- Work to be completed
Repeat each line exactly as it is written.

- Stored rows
● ● ● ●

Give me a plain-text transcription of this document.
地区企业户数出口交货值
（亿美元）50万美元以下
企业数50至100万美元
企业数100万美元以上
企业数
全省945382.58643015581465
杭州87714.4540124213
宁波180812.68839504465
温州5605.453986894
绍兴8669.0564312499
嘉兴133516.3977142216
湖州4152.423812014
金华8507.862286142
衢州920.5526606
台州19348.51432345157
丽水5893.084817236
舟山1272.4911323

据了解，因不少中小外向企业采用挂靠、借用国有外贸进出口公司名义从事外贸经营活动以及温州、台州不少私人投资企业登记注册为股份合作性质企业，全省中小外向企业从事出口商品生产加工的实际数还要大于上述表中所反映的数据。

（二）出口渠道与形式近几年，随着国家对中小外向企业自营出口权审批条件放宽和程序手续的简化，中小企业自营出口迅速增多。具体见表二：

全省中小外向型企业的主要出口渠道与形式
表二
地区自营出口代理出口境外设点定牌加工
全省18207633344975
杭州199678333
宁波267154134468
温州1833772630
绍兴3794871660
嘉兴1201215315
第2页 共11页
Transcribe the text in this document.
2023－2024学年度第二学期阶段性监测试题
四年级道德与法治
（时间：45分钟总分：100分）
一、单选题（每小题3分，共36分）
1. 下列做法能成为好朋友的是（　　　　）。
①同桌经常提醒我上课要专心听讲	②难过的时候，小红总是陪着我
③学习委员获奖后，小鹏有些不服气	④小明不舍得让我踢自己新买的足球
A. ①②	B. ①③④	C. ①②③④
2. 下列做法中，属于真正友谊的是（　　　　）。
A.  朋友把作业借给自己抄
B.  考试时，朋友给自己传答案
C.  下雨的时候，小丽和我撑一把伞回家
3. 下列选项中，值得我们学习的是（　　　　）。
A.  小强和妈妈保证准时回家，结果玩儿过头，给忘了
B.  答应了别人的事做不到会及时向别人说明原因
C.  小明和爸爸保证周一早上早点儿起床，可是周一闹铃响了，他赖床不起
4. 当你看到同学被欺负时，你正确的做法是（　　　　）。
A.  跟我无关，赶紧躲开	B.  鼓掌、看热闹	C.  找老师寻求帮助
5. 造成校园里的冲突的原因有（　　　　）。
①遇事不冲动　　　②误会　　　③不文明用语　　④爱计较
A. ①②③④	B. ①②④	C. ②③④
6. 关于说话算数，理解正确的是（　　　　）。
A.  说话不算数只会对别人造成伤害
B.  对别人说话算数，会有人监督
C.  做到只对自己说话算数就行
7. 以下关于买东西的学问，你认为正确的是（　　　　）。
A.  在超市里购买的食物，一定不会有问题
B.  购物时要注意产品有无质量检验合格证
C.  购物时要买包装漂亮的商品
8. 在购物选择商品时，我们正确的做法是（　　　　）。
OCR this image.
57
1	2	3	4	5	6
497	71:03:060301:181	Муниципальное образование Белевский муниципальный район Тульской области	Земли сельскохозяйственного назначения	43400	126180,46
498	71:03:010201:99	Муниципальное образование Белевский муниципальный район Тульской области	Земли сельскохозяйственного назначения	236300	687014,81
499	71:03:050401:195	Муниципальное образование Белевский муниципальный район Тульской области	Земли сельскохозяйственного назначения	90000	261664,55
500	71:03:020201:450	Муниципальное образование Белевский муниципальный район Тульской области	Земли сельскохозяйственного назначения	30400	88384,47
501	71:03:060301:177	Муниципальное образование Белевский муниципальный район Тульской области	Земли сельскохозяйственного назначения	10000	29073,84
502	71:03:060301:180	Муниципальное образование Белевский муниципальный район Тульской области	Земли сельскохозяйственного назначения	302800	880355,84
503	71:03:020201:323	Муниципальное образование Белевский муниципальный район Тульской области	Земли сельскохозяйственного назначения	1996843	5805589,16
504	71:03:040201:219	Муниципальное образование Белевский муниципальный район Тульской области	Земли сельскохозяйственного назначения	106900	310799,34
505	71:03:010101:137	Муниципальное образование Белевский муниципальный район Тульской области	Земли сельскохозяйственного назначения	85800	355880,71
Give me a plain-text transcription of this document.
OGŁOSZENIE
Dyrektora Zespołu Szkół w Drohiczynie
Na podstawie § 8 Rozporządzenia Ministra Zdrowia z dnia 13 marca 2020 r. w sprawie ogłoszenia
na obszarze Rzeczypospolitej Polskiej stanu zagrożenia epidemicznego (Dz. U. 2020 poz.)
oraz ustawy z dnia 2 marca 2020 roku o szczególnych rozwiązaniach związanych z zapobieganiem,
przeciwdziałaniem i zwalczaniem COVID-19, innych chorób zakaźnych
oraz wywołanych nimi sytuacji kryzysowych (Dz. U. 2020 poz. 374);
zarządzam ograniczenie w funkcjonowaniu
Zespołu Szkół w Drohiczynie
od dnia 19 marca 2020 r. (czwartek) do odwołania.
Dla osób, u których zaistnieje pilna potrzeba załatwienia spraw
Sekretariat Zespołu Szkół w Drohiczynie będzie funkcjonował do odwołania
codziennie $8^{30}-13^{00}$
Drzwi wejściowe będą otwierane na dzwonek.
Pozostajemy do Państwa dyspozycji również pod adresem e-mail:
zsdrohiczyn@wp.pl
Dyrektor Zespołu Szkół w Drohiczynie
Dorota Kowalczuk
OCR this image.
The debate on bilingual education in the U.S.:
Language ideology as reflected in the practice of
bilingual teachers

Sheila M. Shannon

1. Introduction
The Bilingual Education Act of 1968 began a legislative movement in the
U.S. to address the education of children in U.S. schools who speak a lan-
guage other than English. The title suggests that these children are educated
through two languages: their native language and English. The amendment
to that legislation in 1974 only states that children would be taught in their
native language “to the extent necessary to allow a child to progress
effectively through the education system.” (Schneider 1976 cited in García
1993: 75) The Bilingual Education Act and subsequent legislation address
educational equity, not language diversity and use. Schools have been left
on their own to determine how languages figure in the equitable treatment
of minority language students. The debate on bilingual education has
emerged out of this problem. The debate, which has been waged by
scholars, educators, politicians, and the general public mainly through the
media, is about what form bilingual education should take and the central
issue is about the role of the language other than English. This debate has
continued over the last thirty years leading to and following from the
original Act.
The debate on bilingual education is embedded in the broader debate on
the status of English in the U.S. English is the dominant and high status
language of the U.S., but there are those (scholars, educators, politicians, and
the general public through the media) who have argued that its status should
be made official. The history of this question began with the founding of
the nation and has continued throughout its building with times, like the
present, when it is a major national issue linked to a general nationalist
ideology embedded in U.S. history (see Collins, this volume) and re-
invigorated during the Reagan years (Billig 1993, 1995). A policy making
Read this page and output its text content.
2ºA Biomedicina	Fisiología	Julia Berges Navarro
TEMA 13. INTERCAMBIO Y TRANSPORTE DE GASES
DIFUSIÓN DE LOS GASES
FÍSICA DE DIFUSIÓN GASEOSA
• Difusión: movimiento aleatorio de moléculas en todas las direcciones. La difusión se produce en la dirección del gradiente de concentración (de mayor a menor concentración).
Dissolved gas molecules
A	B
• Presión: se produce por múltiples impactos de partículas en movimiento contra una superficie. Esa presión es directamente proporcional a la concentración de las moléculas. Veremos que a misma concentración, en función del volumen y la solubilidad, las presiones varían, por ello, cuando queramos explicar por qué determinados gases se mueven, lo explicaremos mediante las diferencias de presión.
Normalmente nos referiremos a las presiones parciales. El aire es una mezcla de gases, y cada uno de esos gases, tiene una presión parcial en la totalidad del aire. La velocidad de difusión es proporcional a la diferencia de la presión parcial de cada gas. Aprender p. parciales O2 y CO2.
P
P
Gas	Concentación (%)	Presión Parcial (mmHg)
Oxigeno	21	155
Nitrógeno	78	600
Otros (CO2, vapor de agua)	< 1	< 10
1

● ● ● ●

- Solution below
Give me a plain-text transcription of this document.
地区企业户数出口交货值
（亿美元）50万美元以下
企业数50至100万美元
企业数100万美元以上
企业数
全省945382.58643015581465
杭州87714.4540124213
宁波180812.68839504465
温州5605.453986894
绍兴8669.0564312499
嘉兴133516.3977142216
湖州4152.423812014
金华8507.862286142
衢州920.5526606
台州19348.51432345157
丽水5893.084817236
舟山1272.4911323

据了解，因不少中小外向企业采用挂靠、借用国有外贸进出口公司名义从事外贸经营活动以及温州、台州不少私人投资企业登记注册为股份合作性质企业，全省中小外向企业从事出口商品生产加工的实际数还要大于上述表中所反映的数据。

（二）出口渠道与形式近几年，随着国家对中小外向企业自营出口权审批条件放宽和程序手续的简化，中小企业自营出口迅速增多。具体见表二：

全省中小外向型企业的主要出口渠道与形式
表二
地区自营出口代理出口境外设点定牌加工
全省18207633344975
杭州199678333
宁波267154134468
温州1833772630
绍兴3794871660
嘉兴1201215315
第2页 共11页
Transcribe the text in this document.
2023－2024学年度第二学期阶段性监测试题
四年级道德与法治
（时间：45分钟总分：100分）
一、单选题（每小题3分，共36分）
1. 下列做法能成为好朋友的是（　　　　）。
①同桌经常提醒我上课要专心听讲	②难过的时候，小红总是陪着我
③学习委员获奖后，小鹏有些不服气	④小明不舍得让我踢自己新买的足球
A. ①②	B. ①③④	C. ①②③④
2. 下列做法中，属于真正友谊的是（　　　　）。
A.  朋友把作业借给自己抄
B.  考试时，朋友给自己传答案
C.  下雨的时候，小丽和我撑一把伞回家
3. 下列选项中，值得我们学习的是（　　　　）。
A.  小强和妈妈保证准时回家，结果玩儿过头，给忘了
B.  答应了别人的事做不到会及时向别人说明原因
C.  小明和爸爸保证周一早上早点儿起床，可是周一闹铃响了，他赖床不起
4. 当你看到同学被欺负时，你正确的做法是（　　　　）。
A.  跟我无关，赶紧躲开	B.  鼓掌、看热闹	C.  找老师寻求帮助
5. 造成校园里的冲突的原因有（　　　　）。
①遇事不冲动　　　②误会　　　③不文明用语　　④爱计较
A. ①②③④	B. ①②④	C. ②③④
6. 关于说话算数，理解正确的是（　　　　）。
A.  说话不算数只会对别人造成伤害
B.  对别人说话算数，会有人监督
C.  做到只对自己说话算数就行
7. 以下关于买东西的学问，你认为正确的是（　　　　）。
A.  在超市里购买的食物，一定不会有问题
B.  购物时要注意产品有无质量检验合格证
C.  购物时要买包装漂亮的商品
8. 在购物选择商品时，我们正确的做法是（　　　　）。
OCR this image.
57
1	2	3	4	5	6
497	71:03:060301:181	Муниципальное образование Белевский муниципальный район Тульской области	Земли сельскохозяйственного назначения	43400	126180,46
498	71:03:010201:99	Муниципальное образование Белевский муниципальный район Тульской области	Земли сельскохозяйственного назначения	236300	687014,81
499	71:03:050401:195	Муниципальное образование Белевский муниципальный район Тульской области	Земли сельскохозяйственного назначения	90000	261664,55
500	71:03:020201:450	Муниципальное образование Белевский муниципальный район Тульской области	Земли сельскохозяйственного назначения	30400	88384,47
501	71:03:060301:177	Муниципальное образование Белевский муниципальный район Тульской области	Земли сельскохозяйственного назначения	10000	29073,84
502	71:03:060301:180	Муниципальное образование Белевский муниципальный район Тульской области	Земли сельскохозяйственного назначения	302800	880355,84
503	71:03:020201:323	Муниципальное образование Белевский муниципальный район Тульской области	Земли сельскохозяйственного назначения	1996843	5805589,16
504	71:03:040201:219	Муниципальное образование Белевский муниципальный район Тульской области	Земли сельскохозяйственного назначения	106900	310799,34
505	71:03:010101:137	Муниципальное образование Белевский муниципальный район Тульской области	Земли сельскохозяйственного назначения	85800	355880,71
Give me a plain-text transcription of this document.
OGŁOSZENIE
Dyrektora Zespołu Szkół w Drohiczynie
Na podstawie § 8 Rozporządzenia Ministra Zdrowia z dnia 13 marca 2020 r. w sprawie ogłoszenia
na obszarze Rzeczypospolitej Polskiej stanu zagrożenia epidemicznego (Dz. U. 2020 poz.)
oraz ustawy z dnia 2 marca 2020 roku o szczególnych rozwiązaniach związanych z zapobieganiem,
przeciwdziałaniem i zwalczaniem COVID-19, innych chorób zakaźnych
oraz wywołanych nimi sytuacji kryzysowych (Dz. U. 2020 poz. 374);
zarządzam ograniczenie w funkcjonowaniu
Zespołu Szkół w Drohiczynie
od dnia 19 marca 2020 r. (czwartek) do odwołania.
Dla osób, u których zaistnieje pilna potrzeba załatwienia spraw
Sekretariat Zespołu Szkół w Drohiczynie będzie funkcjonował do odwołania
codziennie $8^{30}-13^{00}$
Drzwi wejściowe będą otwierane na dzwonek.
Pozostajemy do Państwa dyspozycji również pod adresem e-mail:
zsdrohiczyn@wp.pl
Dyrektor Zespołu Szkół w Drohiczynie
Dorota Kowalczuk
OCR this image.
The debate on bilingual education in the U.S.:
Language ideology as reflected in the practice of
bilingual teachers

Sheila M. Shannon

1. Introduction
The Bilingual Education Act of 1968 began a legislative movement in the
U.S. to address the education of children in U.S. schools who speak a lan-
guage other than English. The title suggests that these children are educated
through two languages: their native language and English. The amendment
to that legislation in 1974 only states that children would be taught in their
native language “to the extent necessary to allow a child to progress
effectively through the education system.” (Schneider 1976 cited in García
1993: 75) The Bilingual Education Act and subsequent legislation address
educational equity, not language diversity and use. Schools have been left
on their own to determine how languages figure in the equitable treatment
of minority language students. The debate on bilingual education has
emerged out of this problem. The debate, which has been waged by
scholars, educators, politicians, and the general public mainly through the
media, is about what form bilingual education should take and the central
issue is about the role of the language other than English. This debate has
continued over the last thirty years leading to and following from the
original Act.
The debate on bilingual education is embedded in the broader debate on
the status of English in the U.S. English is the dominant and high status
language of the U.S., but there are those (scholars, educators, politicians, and
the general public through the media) who have argued that its status should
be made official. The history of this question began with the founding of
the nation and has continued throughout its building with times, like the
present, when it is a major national issue linked to a general nationalist
ideology embedded in U.S. history (see Collins, this volume) and re-
invigorated during the Reagan years (Billig 1993, 1995). A policy making
Read this page and output its text content.
2ºA Biomedicina	Fisiología	Julia Berges Navarro
TEMA 13. INTERCAMBIO Y TRANSPORTE DE GASES
DIFUSIÓN DE LOS GASES
FÍSICA DE DIFUSIÓN GASEOSA
• Difusión: movimiento aleatorio de moléculas en todas las direcciones. La difusión se produce en la dirección del gradiente de concentración (de mayor a menor concentración).
Dissolved gas molecules
A	B
• Presión: se produce por múltiples impactos de partículas en movimiento contra una superficie. Esa presión es directamente proporcional a la concentración de las moléculas. Veremos que a misma concentración, en función del volumen y la solubilidad, las presiones varían, por ello, cuando queramos explicar por qué determinados gases se mueven, lo explicaremos mediante las diferencias de presión.
Normalmente nos referiremos a las presiones parciales. El aire es una mezcla de gases, y cada uno de esos gases, tiene una presión parcial en la totalidad del aire. La velocidad de difusión es proporcional a la diferencia de la presión parcial de cada gas. Aprender p. parciales O2 y CO2.
P
P
Gas	Concentación (%)	Presión Parcial (mmHg)
Oxigeno	21	155
Nitrógeno	78	600
Otros (CO2, vapor de agua)	< 1	< 10
1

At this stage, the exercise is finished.